● Exercise description: Copy out all of the data exactly as it appears.

-*-*-

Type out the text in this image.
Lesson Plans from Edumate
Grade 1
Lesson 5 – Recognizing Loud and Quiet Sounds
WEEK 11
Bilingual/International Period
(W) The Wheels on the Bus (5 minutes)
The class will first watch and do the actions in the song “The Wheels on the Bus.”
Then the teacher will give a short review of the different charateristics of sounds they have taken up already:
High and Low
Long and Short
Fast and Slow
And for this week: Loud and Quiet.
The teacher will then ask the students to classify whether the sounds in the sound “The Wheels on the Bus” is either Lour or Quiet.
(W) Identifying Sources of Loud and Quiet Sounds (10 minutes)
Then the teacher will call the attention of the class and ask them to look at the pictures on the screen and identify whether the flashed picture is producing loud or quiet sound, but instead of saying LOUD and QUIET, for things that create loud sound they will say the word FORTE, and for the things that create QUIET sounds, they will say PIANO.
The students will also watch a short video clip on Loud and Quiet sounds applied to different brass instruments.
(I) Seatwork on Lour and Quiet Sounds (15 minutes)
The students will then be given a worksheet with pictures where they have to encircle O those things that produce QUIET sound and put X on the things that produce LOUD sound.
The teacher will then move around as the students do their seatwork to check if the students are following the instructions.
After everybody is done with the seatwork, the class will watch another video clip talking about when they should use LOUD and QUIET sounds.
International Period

-*-*-

● Written solution:
Type out the text in this image.
Lesson Plans from Edumate
Grade 1
Lesson 5 – Recognizing Loud and Quiet Sounds
WEEK 11
Bilingual/International Period
(W) The Wheels on the Bus (5 minutes)
The class will first watch and do the actions in the song “The Wheels on the Bus.”
Then the teacher will give a short review of the different charateristics of sounds they have taken up already:
High and Low
Long and Short
Fast and Slow
And for this week: Loud and Quiet.
The teacher will then ask the students to classify whether the sounds in the sound “The Wheels on the Bus” is either Lour or Quiet.
(W) Identifying Sources of Loud and Quiet Sounds (10 minutes)
Then the teacher will call the attention of the class and ask them to look at the pictures on the screen and identify whether the flashed picture is producing loud or quiet sound, but instead of saying LOUD and QUIET, for things that create loud sound they will say the word FORTE, and for the things that create QUIET sounds, they will say PIANO.
The students will also watch a short video clip on Loud and Quiet sounds applied to different brass instruments.
(I) Seatwork on Lour and Quiet Sounds (15 minutes)
The students will then be given a worksheet with pictures where they have to encircle O those things that produce QUIET sound and put X on the things that produce LOUD sound.
The teacher will then move around as the students do their seatwork to check if the students are following the instructions.
After everybody is done with the seatwork, the class will watch another video clip talking about when they should use LOUD and QUIET sounds.
International Period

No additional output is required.